Data:
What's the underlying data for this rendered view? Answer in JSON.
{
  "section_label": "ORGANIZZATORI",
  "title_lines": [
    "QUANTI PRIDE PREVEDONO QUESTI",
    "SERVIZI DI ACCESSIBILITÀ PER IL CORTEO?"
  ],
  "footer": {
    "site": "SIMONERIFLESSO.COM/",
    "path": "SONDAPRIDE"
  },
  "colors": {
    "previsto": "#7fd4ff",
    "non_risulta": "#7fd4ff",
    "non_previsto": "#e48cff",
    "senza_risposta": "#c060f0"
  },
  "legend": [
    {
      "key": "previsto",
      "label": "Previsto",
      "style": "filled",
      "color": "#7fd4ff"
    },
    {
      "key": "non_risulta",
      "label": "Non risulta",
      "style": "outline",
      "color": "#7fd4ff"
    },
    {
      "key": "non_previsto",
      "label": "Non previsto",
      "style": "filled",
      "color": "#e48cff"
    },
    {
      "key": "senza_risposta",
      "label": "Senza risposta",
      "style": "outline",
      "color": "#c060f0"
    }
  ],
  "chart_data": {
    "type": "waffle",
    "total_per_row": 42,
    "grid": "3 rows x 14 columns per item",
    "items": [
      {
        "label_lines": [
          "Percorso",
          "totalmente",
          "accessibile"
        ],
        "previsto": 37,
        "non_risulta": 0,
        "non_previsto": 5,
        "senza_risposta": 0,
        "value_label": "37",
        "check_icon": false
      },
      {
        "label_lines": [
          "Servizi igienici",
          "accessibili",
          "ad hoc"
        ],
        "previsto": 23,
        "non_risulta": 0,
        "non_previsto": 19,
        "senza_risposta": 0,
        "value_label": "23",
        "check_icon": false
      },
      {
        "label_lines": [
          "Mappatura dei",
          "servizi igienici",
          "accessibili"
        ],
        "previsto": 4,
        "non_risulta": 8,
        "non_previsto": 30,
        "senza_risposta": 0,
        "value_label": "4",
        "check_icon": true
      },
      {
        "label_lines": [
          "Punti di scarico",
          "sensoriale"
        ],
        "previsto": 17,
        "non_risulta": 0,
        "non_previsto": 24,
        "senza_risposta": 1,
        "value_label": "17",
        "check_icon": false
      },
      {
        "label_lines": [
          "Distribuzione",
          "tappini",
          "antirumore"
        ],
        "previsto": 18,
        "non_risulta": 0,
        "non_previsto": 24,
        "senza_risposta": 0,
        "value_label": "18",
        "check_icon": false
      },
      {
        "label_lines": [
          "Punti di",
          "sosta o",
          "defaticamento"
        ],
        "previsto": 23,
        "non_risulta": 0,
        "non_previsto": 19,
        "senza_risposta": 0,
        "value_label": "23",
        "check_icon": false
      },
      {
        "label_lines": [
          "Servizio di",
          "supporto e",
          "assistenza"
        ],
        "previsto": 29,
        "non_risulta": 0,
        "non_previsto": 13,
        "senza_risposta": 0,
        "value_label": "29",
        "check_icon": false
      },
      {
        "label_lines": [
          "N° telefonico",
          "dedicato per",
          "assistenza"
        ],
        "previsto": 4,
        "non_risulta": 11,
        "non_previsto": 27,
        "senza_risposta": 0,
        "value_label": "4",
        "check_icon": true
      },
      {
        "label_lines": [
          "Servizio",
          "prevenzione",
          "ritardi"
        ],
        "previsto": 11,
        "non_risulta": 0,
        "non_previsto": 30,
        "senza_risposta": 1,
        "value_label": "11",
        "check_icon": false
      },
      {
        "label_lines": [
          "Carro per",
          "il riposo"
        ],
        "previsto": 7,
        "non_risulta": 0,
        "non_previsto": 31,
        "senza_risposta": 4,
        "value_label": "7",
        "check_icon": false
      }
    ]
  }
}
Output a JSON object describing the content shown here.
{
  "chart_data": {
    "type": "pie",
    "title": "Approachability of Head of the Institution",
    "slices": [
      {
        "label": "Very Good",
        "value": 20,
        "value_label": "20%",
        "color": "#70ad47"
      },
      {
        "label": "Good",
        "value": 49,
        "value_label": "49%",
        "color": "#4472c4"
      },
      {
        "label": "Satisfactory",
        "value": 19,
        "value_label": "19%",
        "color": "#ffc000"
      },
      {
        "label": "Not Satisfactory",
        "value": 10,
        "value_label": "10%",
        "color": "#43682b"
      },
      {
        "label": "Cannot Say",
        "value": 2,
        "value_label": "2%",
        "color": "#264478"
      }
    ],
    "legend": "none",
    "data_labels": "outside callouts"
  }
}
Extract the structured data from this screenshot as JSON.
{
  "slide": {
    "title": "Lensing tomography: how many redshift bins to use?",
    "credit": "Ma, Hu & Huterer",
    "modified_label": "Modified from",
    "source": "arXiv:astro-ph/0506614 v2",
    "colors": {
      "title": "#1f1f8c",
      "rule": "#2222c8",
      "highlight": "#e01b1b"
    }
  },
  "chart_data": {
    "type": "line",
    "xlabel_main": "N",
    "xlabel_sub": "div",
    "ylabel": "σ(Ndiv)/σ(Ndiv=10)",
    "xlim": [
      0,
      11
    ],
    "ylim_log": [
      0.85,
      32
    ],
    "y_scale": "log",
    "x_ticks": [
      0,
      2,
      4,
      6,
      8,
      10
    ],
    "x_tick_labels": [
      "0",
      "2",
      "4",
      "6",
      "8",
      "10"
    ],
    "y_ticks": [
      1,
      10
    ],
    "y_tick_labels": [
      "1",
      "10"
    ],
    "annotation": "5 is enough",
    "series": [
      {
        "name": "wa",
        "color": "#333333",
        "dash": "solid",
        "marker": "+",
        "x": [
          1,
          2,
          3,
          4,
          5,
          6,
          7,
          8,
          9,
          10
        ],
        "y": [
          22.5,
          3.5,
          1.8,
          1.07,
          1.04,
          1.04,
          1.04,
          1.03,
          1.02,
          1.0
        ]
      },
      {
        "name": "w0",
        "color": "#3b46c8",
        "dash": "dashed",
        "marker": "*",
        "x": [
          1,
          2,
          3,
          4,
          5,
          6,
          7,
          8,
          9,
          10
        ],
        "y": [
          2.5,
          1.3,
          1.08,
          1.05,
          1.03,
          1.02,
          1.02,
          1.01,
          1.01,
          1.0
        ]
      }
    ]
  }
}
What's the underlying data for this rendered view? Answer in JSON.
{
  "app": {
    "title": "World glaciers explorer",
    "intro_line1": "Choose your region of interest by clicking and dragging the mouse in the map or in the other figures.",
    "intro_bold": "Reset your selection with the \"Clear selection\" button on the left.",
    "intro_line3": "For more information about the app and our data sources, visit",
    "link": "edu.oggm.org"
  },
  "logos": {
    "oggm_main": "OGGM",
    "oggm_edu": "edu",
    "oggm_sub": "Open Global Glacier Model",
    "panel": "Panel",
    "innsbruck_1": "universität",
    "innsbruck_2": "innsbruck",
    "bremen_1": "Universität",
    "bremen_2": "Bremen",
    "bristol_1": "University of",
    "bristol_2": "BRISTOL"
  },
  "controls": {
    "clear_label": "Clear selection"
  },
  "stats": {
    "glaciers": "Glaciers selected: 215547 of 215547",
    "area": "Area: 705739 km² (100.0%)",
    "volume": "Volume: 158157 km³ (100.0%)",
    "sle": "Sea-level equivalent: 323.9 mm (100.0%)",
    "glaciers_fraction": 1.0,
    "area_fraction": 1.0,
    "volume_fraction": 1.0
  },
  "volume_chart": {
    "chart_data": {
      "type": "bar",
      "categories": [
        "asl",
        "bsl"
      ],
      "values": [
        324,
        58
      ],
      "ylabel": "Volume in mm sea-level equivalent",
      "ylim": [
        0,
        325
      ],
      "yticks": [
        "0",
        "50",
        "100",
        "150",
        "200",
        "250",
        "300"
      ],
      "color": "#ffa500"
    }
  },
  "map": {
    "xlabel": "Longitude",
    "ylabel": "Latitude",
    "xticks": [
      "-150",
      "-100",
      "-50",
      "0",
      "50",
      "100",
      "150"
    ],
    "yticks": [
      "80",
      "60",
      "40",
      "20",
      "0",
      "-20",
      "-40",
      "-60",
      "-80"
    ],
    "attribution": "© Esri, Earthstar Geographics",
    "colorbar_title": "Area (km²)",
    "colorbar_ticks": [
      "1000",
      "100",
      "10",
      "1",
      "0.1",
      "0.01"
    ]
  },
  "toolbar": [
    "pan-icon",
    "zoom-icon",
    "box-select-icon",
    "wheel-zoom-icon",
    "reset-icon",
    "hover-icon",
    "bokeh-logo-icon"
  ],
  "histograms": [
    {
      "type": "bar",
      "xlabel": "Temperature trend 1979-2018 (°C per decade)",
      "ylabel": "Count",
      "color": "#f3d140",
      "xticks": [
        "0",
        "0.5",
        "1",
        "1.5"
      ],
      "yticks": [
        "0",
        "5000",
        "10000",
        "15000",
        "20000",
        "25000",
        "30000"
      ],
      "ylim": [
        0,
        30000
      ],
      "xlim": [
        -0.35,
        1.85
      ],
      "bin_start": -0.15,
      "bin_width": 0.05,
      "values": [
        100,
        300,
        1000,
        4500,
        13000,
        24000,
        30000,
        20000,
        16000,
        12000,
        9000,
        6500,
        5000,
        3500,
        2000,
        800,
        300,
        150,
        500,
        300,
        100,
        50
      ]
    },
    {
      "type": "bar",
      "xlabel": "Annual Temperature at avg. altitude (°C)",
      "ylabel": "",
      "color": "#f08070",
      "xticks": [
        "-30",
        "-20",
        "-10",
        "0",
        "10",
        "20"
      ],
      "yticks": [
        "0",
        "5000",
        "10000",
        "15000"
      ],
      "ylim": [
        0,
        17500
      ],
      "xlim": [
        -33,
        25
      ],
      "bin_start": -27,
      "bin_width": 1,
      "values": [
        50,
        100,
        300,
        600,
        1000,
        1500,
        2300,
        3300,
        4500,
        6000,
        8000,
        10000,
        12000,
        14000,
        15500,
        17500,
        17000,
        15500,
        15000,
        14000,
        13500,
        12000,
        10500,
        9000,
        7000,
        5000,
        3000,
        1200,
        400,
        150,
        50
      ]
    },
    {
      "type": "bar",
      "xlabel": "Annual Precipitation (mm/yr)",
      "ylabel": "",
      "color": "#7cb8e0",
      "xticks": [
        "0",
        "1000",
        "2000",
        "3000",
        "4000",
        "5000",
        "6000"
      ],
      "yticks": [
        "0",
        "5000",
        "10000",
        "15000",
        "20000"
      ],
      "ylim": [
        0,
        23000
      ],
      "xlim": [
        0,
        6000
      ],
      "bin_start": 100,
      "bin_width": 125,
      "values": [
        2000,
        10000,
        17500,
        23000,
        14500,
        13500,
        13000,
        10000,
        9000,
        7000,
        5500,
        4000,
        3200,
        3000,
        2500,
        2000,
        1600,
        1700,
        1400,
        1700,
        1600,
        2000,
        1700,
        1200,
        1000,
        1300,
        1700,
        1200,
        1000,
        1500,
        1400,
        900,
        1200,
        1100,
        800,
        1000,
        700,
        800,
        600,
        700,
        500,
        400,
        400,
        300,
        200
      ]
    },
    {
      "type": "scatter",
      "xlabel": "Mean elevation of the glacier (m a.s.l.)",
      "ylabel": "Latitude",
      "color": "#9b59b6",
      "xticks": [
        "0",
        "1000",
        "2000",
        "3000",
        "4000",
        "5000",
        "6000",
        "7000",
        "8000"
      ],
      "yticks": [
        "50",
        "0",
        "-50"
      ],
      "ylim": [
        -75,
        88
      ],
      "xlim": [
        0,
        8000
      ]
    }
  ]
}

The exercise: Gather all lines of the records that include the word "from".

Task response:
Extract the structured data from this screenshot as JSON.
    "modified_label": "Modified from",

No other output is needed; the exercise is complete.